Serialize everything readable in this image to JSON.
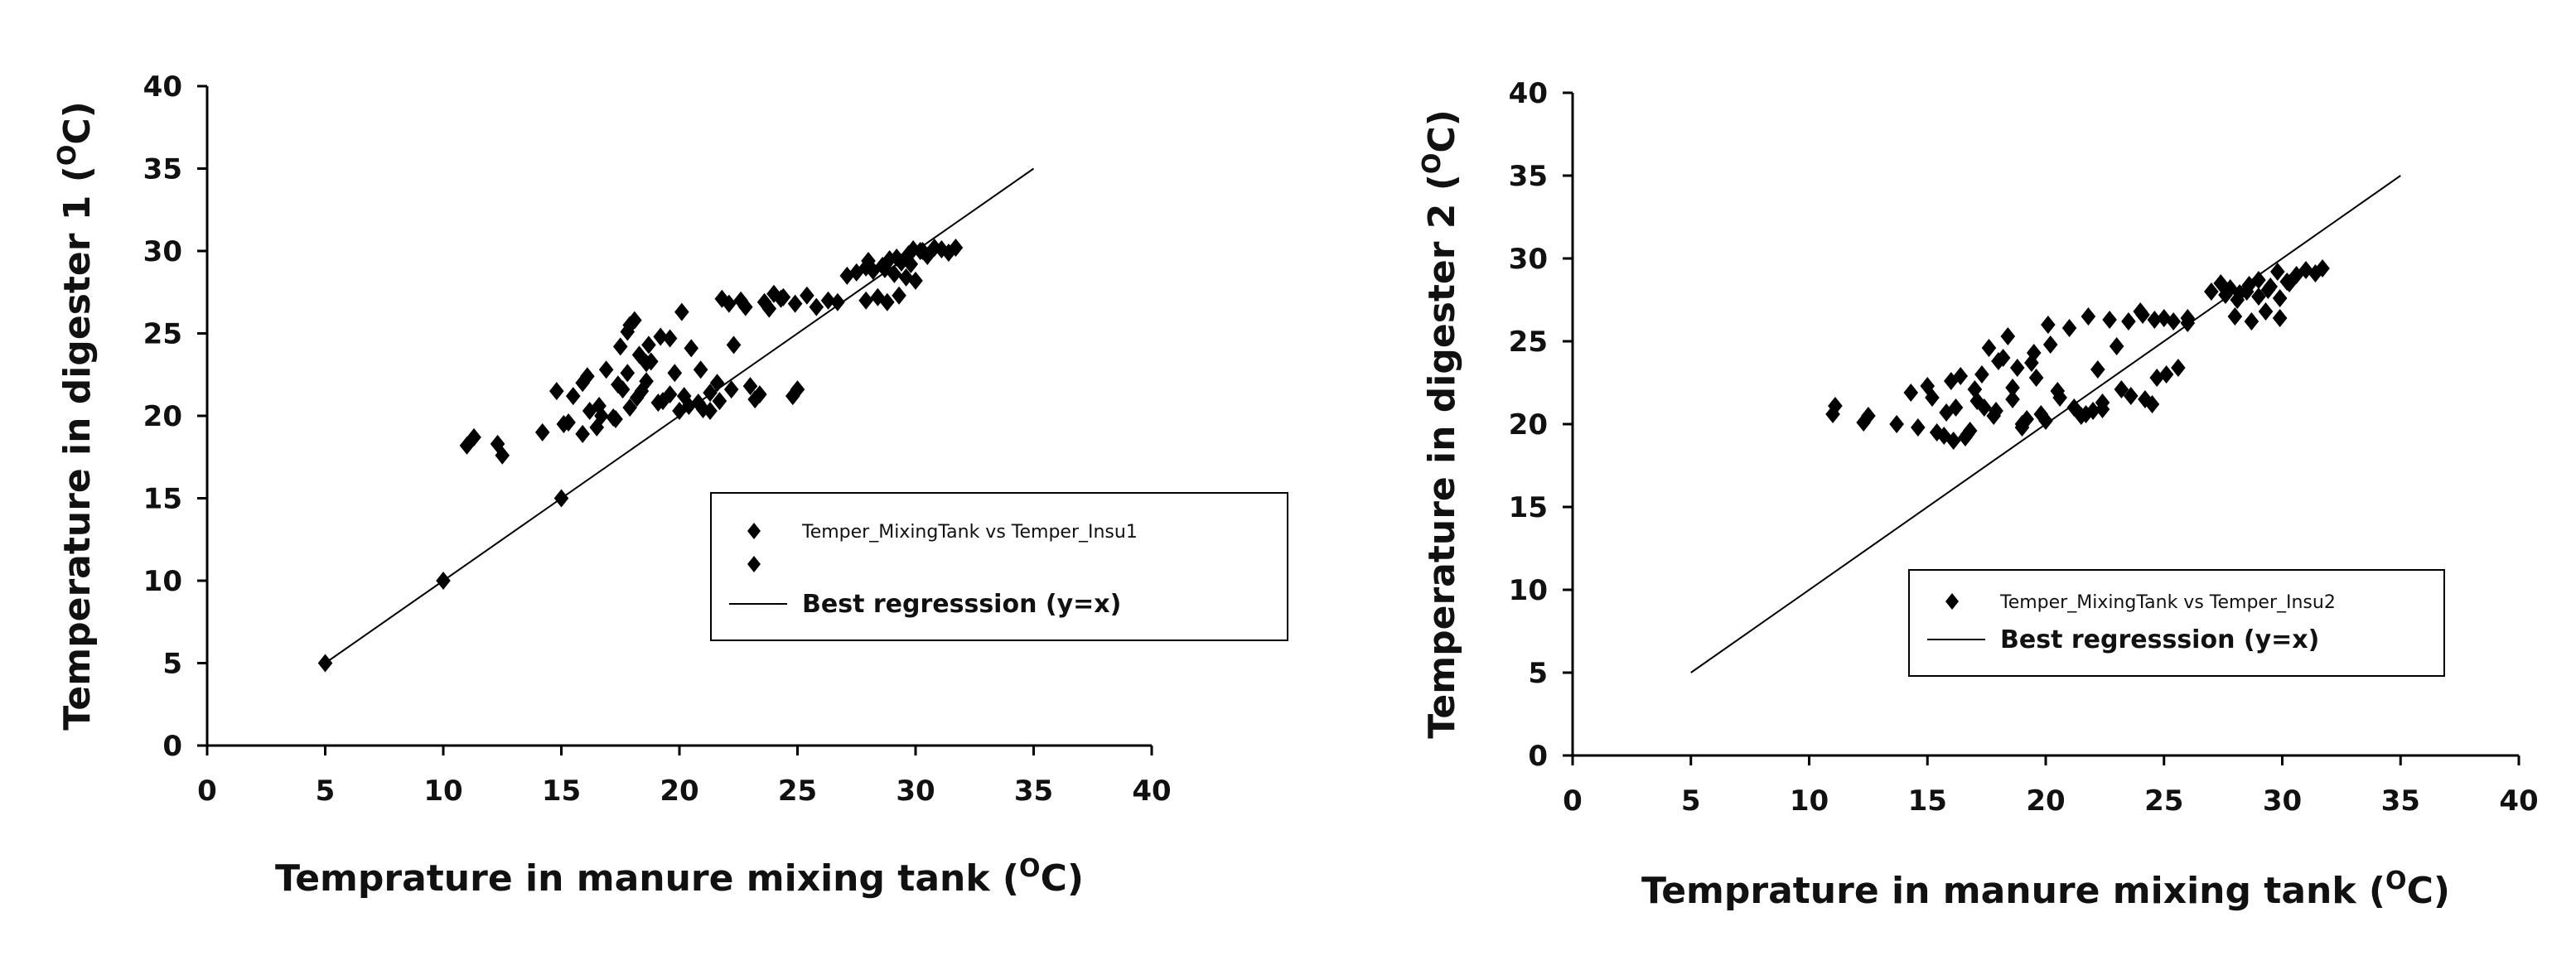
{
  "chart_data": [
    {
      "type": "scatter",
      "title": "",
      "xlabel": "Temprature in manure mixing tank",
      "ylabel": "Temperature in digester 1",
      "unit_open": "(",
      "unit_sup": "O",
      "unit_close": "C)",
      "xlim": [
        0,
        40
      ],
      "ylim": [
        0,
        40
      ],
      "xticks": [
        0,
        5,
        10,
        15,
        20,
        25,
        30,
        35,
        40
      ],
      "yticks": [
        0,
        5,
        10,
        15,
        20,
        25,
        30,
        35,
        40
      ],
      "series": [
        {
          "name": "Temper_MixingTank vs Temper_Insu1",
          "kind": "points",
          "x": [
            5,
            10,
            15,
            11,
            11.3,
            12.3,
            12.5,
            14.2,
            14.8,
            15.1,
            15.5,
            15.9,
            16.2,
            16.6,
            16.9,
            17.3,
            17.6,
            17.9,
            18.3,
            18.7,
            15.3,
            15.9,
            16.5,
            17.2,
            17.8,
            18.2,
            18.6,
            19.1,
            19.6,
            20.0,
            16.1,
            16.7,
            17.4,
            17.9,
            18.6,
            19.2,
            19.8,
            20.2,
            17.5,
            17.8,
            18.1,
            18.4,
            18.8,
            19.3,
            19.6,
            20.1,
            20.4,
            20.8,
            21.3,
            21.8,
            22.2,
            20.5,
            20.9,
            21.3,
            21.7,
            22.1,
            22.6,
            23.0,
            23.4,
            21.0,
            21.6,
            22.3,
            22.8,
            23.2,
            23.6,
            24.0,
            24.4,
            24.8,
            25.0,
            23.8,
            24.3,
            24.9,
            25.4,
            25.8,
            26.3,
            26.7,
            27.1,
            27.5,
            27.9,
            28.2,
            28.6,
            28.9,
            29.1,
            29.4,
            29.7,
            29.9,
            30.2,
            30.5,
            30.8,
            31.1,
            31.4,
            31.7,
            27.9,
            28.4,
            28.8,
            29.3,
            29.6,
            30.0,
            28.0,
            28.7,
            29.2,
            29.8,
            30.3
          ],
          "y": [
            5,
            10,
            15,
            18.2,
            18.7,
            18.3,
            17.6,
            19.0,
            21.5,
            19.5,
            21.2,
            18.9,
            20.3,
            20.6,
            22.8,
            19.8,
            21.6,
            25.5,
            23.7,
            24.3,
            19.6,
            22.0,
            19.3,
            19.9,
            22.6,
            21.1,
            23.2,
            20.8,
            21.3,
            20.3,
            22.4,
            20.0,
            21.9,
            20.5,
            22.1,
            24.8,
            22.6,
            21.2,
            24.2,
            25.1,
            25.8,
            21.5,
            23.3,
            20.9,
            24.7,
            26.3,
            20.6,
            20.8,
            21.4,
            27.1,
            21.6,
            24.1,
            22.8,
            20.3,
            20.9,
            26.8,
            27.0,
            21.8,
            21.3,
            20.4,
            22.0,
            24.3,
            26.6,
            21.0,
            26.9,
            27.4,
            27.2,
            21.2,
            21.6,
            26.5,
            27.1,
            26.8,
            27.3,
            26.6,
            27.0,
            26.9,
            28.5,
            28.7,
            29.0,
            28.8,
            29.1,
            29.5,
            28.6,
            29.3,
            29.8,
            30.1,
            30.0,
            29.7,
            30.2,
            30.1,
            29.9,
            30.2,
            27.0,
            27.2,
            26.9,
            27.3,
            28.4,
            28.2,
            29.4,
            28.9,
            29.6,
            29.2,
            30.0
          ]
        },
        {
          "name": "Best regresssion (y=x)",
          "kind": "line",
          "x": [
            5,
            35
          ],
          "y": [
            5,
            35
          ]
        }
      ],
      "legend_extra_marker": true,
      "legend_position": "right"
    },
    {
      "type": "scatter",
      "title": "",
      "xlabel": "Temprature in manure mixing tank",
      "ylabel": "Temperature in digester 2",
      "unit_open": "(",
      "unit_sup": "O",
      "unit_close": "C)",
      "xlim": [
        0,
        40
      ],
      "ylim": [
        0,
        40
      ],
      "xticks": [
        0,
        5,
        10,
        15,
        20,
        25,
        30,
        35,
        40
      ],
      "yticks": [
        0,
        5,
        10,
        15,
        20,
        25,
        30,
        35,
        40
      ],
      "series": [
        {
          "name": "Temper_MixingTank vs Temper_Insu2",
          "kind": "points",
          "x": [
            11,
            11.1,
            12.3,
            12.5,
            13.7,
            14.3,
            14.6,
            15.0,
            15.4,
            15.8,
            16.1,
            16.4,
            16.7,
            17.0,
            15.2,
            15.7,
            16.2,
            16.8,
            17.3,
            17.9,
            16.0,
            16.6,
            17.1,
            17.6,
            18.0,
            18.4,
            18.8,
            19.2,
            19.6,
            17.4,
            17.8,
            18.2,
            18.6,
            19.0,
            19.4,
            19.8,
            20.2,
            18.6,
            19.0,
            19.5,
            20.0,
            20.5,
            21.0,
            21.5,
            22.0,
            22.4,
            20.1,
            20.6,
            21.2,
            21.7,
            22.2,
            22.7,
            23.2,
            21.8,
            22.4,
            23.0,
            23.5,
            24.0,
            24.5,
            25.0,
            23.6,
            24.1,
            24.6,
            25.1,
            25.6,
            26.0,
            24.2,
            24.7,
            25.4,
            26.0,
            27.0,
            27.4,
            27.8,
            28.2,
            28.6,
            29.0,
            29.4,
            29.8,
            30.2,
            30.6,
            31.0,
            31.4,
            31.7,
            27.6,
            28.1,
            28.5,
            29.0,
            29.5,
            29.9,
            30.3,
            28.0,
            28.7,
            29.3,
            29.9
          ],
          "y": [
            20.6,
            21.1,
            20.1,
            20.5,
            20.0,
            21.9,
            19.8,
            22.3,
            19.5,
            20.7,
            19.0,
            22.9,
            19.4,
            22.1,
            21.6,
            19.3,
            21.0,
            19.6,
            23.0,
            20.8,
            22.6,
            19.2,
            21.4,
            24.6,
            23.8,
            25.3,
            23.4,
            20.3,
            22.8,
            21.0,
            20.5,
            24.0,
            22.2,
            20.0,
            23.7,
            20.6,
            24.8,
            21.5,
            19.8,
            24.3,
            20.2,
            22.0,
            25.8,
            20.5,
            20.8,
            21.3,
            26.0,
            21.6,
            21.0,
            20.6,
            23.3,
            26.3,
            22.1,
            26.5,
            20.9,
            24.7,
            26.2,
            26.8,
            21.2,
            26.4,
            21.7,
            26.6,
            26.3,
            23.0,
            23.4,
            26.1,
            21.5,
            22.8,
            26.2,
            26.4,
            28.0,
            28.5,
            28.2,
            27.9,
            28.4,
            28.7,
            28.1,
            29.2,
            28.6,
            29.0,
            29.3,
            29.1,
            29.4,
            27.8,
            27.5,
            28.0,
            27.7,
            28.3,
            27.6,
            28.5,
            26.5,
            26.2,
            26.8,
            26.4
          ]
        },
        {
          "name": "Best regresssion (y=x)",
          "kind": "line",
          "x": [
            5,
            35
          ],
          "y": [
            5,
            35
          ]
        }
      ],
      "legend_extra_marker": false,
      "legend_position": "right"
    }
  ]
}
____________________
■ **Instructions for the task**: Omit pictures; set down the rest of the material word for word.

■ **Expected output**:
Serialize everything readable in this image to JSON.
{
  "chart_data": [
    {
      "type": "scatter",
      "title": "",
      "xlabel": "Temprature in manure mixing tank",
      "ylabel": "Temperature in digester 1",
      "unit_open": "(",
      "unit_sup": "O",
      "unit_close": "C)",
      "xlim": [
        0,
        40
      ],
      "ylim": [
        0,
        40
      ],
      "xticks": [
        0,
        5,
        10,
        15,
        20,
        25,
        30,
        35,
        40
      ],
      "yticks": [
        0,
        5,
        10,
        15,
        20,
        25,
        30,
        35,
        40
      ],
      "series": [
        {
          "name": "Temper_MixingTank vs Temper_Insu1",
          "kind": "points",
          "x": [
            5,
            10,
            15,
            11,
            11.3,
            12.3,
            12.5,
            14.2,
            14.8,
            15.1,
            15.5,
            15.9,
            16.2,
            16.6,
            16.9,
            17.3,
            17.6,
            17.9,
            18.3,
            18.7,
            15.3,
            15.9,
            16.5,
            17.2,
            17.8,
            18.2,
            18.6,
            19.1,
            19.6,
            20.0,
            16.1,
            16.7,
            17.4,
            17.9,
            18.6,
            19.2,
            19.8,
            20.2,
            17.5,
            17.8,
            18.1,
            18.4,
            18.8,
            19.3,
            19.6,
            20.1,
            20.4,
            20.8,
            21.3,
            21.8,
            22.2,
            20.5,
            20.9,
            21.3,
            21.7,
            22.1,
            22.6,
            23.0,
            23.4,
            21.0,
            21.6,
            22.3,
            22.8,
            23.2,
            23.6,
            24.0,
            24.4,
            24.8,
            25.0,
            23.8,
            24.3,
            24.9,
            25.4,
            25.8,
            26.3,
            26.7,
            27.1,
            27.5,
            27.9,
            28.2,
            28.6,
            28.9,
            29.1,
            29.4,
            29.7,
            29.9,
            30.2,
            30.5,
            30.8,
            31.1,
            31.4,
            31.7,
            27.9,
            28.4,
            28.8,
            29.3,
            29.6,
            30.0,
            28.0,
            28.7,
            29.2,
            29.8,
            30.3
          ],
          "y": [
            5,
            10,
            15,
            18.2,
            18.7,
            18.3,
            17.6,
            19.0,
            21.5,
            19.5,
            21.2,
            18.9,
            20.3,
            20.6,
            22.8,
            19.8,
            21.6,
            25.5,
            23.7,
            24.3,
            19.6,
            22.0,
            19.3,
            19.9,
            22.6,
            21.1,
            23.2,
            20.8,
            21.3,
            20.3,
            22.4,
            20.0,
            21.9,
            20.5,
            22.1,
            24.8,
            22.6,
            21.2,
            24.2,
            25.1,
            25.8,
            21.5,
            23.3,
            20.9,
            24.7,
            26.3,
            20.6,
            20.8,
            21.4,
            27.1,
            21.6,
            24.1,
            22.8,
            20.3,
            20.9,
            26.8,
            27.0,
            21.8,
            21.3,
            20.4,
            22.0,
            24.3,
            26.6,
            21.0,
            26.9,
            27.4,
            27.2,
            21.2,
            21.6,
            26.5,
            27.1,
            26.8,
            27.3,
            26.6,
            27.0,
            26.9,
            28.5,
            28.7,
            29.0,
            28.8,
            29.1,
            29.5,
            28.6,
            29.3,
            29.8,
            30.1,
            30.0,
            29.7,
            30.2,
            30.1,
            29.9,
            30.2,
            27.0,
            27.2,
            26.9,
            27.3,
            28.4,
            28.2,
            29.4,
            28.9,
            29.6,
            29.2,
            30.0
          ]
        },
        {
          "name": "Best regresssion (y=x)",
          "kind": "line",
          "x": [
            5,
            35
          ],
          "y": [
            5,
            35
          ]
        }
      ],
      "legend_extra_marker": true,
      "legend_position": "right"
    },
    {
      "type": "scatter",
      "title": "",
      "xlabel": "Temprature in manure mixing tank",
      "ylabel": "Temperature in digester 2",
      "unit_open": "(",
      "unit_sup": "O",
      "unit_close": "C)",
      "xlim": [
        0,
        40
      ],
      "ylim": [
        0,
        40
      ],
      "xticks": [
        0,
        5,
        10,
        15,
        20,
        25,
        30,
        35,
        40
      ],
      "yticks": [
        0,
        5,
        10,
        15,
        20,
        25,
        30,
        35,
        40
      ],
      "series": [
        {
          "name": "Temper_MixingTank vs Temper_Insu2",
          "kind": "points",
          "x": [
            11,
            11.1,
            12.3,
            12.5,
            13.7,
            14.3,
            14.6,
            15.0,
            15.4,
            15.8,
            16.1,
            16.4,
            16.7,
            17.0,
            15.2,
            15.7,
            16.2,
            16.8,
            17.3,
            17.9,
            16.0,
            16.6,
            17.1,
            17.6,
            18.0,
            18.4,
            18.8,
            19.2,
            19.6,
            17.4,
            17.8,
            18.2,
            18.6,
            19.0,
            19.4,
            19.8,
            20.2,
            18.6,
            19.0,
            19.5,
            20.0,
            20.5,
            21.0,
            21.5,
            22.0,
            22.4,
            20.1,
            20.6,
            21.2,
            21.7,
            22.2,
            22.7,
            23.2,
            21.8,
            22.4,
            23.0,
            23.5,
            24.0,
            24.5,
            25.0,
            23.6,
            24.1,
            24.6,
            25.1,
            25.6,
            26.0,
            24.2,
            24.7,
            25.4,
            26.0,
            27.0,
            27.4,
            27.8,
            28.2,
            28.6,
            29.0,
            29.4,
            29.8,
            30.2,
            30.6,
            31.0,
            31.4,
            31.7,
            27.6,
            28.1,
            28.5,
            29.0,
            29.5,
            29.9,
            30.3,
            28.0,
            28.7,
            29.3,
            29.9
          ],
          "y": [
            20.6,
            21.1,
            20.1,
            20.5,
            20.0,
            21.9,
            19.8,
            22.3,
            19.5,
            20.7,
            19.0,
            22.9,
            19.4,
            22.1,
            21.6,
            19.3,
            21.0,
            19.6,
            23.0,
            20.8,
            22.6,
            19.2,
            21.4,
            24.6,
            23.8,
            25.3,
            23.4,
            20.3,
            22.8,
            21.0,
            20.5,
            24.0,
            22.2,
            20.0,
            23.7,
            20.6,
            24.8,
            21.5,
            19.8,
            24.3,
            20.2,
            22.0,
            25.8,
            20.5,
            20.8,
            21.3,
            26.0,
            21.6,
            21.0,
            20.6,
            23.3,
            26.3,
            22.1,
            26.5,
            20.9,
            24.7,
            26.2,
            26.8,
            21.2,
            26.4,
            21.7,
            26.6,
            26.3,
            23.0,
            23.4,
            26.1,
            21.5,
            22.8,
            26.2,
            26.4,
            28.0,
            28.5,
            28.2,
            27.9,
            28.4,
            28.7,
            28.1,
            29.2,
            28.6,
            29.0,
            29.3,
            29.1,
            29.4,
            27.8,
            27.5,
            28.0,
            27.7,
            28.3,
            27.6,
            28.5,
            26.5,
            26.2,
            26.8,
            26.4
          ]
        },
        {
          "name": "Best regresssion (y=x)",
          "kind": "line",
          "x": [
            5,
            35
          ],
          "y": [
            5,
            35
          ]
        }
      ],
      "legend_extra_marker": false,
      "legend_position": "right"
    }
  ]
}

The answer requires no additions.